* **Exercise**
Tally how many lines include "this". The number is the whole answer.

* **Supplied records**
◇ ◇ ◇ ◇

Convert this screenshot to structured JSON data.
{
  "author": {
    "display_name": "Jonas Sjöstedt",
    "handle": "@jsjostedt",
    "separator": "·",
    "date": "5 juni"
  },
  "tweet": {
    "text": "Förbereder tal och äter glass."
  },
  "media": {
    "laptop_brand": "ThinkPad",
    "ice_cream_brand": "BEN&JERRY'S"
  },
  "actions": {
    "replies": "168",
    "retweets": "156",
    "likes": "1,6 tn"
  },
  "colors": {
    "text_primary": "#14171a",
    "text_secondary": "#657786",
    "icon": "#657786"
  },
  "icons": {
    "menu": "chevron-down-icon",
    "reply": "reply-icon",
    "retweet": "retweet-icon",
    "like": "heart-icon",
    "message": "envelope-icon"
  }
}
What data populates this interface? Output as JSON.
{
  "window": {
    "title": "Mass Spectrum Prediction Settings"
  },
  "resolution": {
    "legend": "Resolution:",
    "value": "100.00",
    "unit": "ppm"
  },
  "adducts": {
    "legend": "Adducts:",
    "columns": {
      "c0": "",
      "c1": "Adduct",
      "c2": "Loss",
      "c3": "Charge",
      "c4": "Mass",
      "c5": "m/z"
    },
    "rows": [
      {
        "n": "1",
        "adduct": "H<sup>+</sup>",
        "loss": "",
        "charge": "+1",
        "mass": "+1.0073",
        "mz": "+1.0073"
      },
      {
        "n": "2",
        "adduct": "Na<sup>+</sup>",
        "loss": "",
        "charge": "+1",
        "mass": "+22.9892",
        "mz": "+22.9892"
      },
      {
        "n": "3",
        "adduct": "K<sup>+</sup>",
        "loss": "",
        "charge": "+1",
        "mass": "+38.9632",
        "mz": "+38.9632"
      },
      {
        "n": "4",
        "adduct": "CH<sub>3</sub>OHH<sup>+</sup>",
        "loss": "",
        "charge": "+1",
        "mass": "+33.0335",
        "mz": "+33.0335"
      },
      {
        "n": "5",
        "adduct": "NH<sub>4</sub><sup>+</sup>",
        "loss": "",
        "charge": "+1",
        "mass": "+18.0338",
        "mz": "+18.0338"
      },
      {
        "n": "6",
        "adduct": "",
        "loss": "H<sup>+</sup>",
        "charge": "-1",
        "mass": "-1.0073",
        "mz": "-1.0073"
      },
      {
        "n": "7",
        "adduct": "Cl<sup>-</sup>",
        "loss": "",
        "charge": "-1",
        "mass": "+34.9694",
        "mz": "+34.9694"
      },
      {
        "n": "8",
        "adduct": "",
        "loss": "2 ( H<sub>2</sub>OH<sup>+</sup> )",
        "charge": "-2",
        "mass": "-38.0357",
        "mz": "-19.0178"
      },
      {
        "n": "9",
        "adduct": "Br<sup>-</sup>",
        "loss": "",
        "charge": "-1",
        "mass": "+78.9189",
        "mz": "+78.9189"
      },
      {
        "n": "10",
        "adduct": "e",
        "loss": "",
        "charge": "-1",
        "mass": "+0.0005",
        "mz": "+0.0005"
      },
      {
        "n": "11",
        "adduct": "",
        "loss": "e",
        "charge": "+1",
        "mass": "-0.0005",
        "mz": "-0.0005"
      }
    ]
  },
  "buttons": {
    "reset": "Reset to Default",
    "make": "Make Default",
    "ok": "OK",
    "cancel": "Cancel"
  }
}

◇ ◇ ◇ ◇

* **Reply**
2